### PROMPT
Reproduce the passage of the forum thread between "I'm on Exodar" and "OY...we're practically stereotypes!", inclusive.

### SOURCE EXCERPT

— begin —

Damn, man... seems my thread is turning into Horde vs Alliance thread! :rofl:

Nah, AffairCare pointed out to me months ago, when we first quit (or took an extended hiatus) WoW, that it isn't the game that is at fault for any of it. And, there is no reason NOT to go back, if we so choose, providing we set up boundaries/limitations and STICK TO THEM. And, as one other poster pointed out to me in PM... faction change would be a good idea. Not sure how I would feel about switching my human pali to b.elf tho. But faction change and likely server transfer would be a good idea to ensure we do NOT run into the others...


----------



## bfree (Sep 30, 2012)

*Re: Don't think I have the "right" to be upset, yet at the same time, I do...*



Maricha75 said:


> Damn, man... seems my thread is turning into Horde vs Alliance thread! :rofl:
> 
> Nah, AffairCare pointed out to me months ago, when we first quit (or took an extended hiatus) WoW, that it isn't the game that is at fault for any of it. And, there is no reason NOT to go back, if we so choose, providing we set up boundaries/limitations and STICK TO THEM. And, as one other poster pointed out to me in PM... faction change would be a good idea. Not sure how I would feel about switching my human pali to b.elf tho. But faction change and likely server transfer would be a good idea to ensure we do NOT run into the others...


We could start a TAM WoW guild and look out for each other. It would have to be horde though.


----------



## SomedayDig (Jul 17, 2012)

*Re: Don't think I have the "right" to be upset, yet at the same time, I do...*



bfree said:


> We could start a TAM WoW guild and look out for each other. It would have to be horde though.


Nordrassil server.... 

Lok'Tar.


----------



## bfree (Sep 30, 2012)

*Re: Don't think I have the "right" to be upset, yet at the same time, I do...*



SomedayDig said:


> Nordrassil server....
> 
> Lok'Tar.


I'm on Exodar

Zug-zug


----------



## Affaircare (Jan 11, 2010)

*Re: Don't think I have the "right" to be upset, yet at the same time, I do...*

Okay I confess... Dear Hubby and I are utter gamer geeks. We play WoW, Diablo, LOTRO, and DDO. [If you don't know that's World of Warcraft, Diablo, Lord of the Rings Online, and Dungeons and Dragons Online.] In addition we play ADD (Advanced Dungeons and Dragons) on "paper" and we have since high school....AND we go to Tolkien movies and read the Hobbit, the Lord of the Rings Trilogy, and the Silmarillion every year. We are also huge Monty Python fans. OY...we're practically stereotypes!

— end —

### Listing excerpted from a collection
— begin —

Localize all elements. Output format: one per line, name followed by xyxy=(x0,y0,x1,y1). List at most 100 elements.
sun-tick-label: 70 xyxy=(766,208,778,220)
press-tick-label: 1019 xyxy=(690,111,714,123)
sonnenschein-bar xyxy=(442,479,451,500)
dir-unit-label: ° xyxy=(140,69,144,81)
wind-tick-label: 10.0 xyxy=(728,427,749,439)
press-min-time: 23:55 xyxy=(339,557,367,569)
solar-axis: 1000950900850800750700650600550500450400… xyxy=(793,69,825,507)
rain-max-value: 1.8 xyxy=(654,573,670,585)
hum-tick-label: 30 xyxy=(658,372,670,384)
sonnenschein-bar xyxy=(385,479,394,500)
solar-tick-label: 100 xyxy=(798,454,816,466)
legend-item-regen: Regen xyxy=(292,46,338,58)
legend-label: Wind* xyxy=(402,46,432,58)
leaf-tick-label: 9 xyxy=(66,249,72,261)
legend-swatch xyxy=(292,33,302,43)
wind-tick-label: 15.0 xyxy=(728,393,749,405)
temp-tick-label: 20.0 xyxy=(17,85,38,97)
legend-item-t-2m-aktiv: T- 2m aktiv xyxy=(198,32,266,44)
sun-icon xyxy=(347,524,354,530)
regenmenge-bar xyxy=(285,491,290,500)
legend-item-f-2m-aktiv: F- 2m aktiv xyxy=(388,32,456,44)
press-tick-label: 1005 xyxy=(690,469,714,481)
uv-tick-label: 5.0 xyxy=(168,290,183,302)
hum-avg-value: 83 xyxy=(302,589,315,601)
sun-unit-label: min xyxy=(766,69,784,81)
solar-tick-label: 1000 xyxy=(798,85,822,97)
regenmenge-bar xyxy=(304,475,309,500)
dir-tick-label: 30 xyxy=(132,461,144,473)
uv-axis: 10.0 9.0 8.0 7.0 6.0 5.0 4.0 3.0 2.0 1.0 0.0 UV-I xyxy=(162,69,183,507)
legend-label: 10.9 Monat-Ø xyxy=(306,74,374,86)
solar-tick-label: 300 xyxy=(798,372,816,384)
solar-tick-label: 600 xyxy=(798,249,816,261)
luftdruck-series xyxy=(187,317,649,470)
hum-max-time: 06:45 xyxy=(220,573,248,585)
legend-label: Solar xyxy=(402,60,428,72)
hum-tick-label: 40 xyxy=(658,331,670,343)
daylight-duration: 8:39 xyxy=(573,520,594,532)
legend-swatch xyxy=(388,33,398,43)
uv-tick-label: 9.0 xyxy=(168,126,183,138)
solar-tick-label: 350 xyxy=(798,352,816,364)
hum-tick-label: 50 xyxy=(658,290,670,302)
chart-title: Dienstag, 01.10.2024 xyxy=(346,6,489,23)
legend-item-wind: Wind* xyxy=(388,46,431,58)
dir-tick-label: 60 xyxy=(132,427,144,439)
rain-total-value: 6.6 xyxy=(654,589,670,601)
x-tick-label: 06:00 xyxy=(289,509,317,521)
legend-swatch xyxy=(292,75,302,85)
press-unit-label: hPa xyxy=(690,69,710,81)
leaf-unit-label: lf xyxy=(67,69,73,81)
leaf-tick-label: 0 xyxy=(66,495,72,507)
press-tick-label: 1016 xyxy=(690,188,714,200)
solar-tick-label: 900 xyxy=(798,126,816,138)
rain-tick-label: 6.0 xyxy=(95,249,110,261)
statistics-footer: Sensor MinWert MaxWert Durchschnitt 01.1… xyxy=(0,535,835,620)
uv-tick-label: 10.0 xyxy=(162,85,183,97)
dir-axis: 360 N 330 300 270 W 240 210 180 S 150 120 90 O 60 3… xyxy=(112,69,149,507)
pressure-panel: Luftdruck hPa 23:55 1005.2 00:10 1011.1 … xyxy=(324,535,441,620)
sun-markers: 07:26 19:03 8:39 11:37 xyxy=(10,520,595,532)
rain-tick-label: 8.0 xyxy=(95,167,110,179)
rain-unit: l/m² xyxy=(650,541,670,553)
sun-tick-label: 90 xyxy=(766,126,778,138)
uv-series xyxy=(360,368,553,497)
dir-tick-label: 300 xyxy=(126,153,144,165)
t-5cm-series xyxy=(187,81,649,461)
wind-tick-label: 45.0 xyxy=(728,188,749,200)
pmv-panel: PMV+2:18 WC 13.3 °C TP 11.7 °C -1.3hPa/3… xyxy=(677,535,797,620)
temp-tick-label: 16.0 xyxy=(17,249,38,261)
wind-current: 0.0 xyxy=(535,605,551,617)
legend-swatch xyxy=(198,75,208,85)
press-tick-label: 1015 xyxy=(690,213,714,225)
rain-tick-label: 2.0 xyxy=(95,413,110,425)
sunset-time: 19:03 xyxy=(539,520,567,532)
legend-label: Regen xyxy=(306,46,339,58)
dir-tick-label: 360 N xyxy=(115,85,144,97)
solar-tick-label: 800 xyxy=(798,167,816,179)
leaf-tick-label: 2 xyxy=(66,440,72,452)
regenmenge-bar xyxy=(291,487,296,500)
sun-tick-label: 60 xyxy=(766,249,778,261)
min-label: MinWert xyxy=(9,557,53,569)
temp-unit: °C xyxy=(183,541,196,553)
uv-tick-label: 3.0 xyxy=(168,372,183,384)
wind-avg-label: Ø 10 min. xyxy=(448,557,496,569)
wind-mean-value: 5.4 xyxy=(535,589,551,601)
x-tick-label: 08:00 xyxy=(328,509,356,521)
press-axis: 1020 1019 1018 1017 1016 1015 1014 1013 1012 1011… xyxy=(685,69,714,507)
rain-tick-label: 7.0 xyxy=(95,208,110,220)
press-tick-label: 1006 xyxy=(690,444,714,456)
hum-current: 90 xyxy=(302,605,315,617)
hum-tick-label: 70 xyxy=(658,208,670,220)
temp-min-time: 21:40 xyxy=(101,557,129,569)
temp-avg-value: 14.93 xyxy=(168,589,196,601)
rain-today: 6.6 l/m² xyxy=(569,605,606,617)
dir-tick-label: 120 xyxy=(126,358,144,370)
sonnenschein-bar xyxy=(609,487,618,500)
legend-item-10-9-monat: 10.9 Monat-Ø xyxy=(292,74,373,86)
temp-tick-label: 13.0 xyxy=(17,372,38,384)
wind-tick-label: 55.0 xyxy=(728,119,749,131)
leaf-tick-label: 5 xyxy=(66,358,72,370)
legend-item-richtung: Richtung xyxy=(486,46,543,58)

— end —

### ANSWER BELOW
I'm on Exodar

Zug-zug


----------



## Affaircare (Jan 11, 2010)

*Re: Don't think I have the "right" to be upset, yet at the same time, I do...*

Okay I confess... Dear Hubby and I are utter gamer geeks. We play WoW, Diablo, LOTRO, and DDO. [If you don't know that's World of Warcraft, Diablo, Lord of the Rings Online, and Dungeons and Dragons Online.] In addition we play ADD (Advanced Dungeons and Dragons) on "paper" and we have since high school....AND we go to Tolkien movies and read the Hobbit, the Lord of the Rings Trilogy, and the Silmarillion every year. We are also huge Monty Python fans. OY...we're practically stereotypes!